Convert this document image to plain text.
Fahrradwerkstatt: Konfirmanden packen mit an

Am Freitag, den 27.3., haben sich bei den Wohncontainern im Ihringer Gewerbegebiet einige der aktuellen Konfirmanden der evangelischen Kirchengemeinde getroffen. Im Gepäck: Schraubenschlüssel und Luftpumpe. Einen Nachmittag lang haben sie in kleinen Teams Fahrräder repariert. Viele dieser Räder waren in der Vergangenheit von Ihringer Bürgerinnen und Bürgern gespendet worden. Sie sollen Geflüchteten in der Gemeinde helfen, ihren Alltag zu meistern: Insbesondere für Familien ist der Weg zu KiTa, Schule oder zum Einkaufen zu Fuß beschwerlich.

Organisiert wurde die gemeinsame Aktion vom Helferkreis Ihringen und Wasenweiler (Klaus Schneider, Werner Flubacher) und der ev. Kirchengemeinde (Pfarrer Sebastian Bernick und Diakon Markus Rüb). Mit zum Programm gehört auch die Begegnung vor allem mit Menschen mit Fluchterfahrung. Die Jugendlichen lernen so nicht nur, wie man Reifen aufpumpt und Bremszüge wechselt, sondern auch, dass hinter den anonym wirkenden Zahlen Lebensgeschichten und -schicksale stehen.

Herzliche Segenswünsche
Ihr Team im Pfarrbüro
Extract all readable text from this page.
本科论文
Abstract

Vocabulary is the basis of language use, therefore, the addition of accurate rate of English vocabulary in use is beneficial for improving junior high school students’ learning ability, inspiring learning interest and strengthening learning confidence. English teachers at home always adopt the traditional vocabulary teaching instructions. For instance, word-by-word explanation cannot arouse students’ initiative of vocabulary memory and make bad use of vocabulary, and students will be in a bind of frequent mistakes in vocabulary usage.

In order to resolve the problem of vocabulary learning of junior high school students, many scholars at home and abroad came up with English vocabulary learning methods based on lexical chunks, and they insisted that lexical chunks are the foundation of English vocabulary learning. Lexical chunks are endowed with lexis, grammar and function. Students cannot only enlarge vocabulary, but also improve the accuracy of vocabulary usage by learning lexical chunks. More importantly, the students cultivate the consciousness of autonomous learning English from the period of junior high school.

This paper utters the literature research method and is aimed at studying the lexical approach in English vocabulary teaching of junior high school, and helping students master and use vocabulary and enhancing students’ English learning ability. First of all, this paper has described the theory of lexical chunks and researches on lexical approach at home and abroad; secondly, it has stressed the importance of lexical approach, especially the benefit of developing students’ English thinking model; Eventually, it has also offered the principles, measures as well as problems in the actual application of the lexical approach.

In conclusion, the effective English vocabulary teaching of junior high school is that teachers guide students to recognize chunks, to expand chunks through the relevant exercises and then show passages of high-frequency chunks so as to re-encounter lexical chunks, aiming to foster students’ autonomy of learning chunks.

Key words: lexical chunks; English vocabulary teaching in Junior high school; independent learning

- _Brief_
Select from the material above each line in which the string "text" appears, and list those lines.

- _Solution for this task_
Convert this document image to plain text.
Extract all readable text from this page.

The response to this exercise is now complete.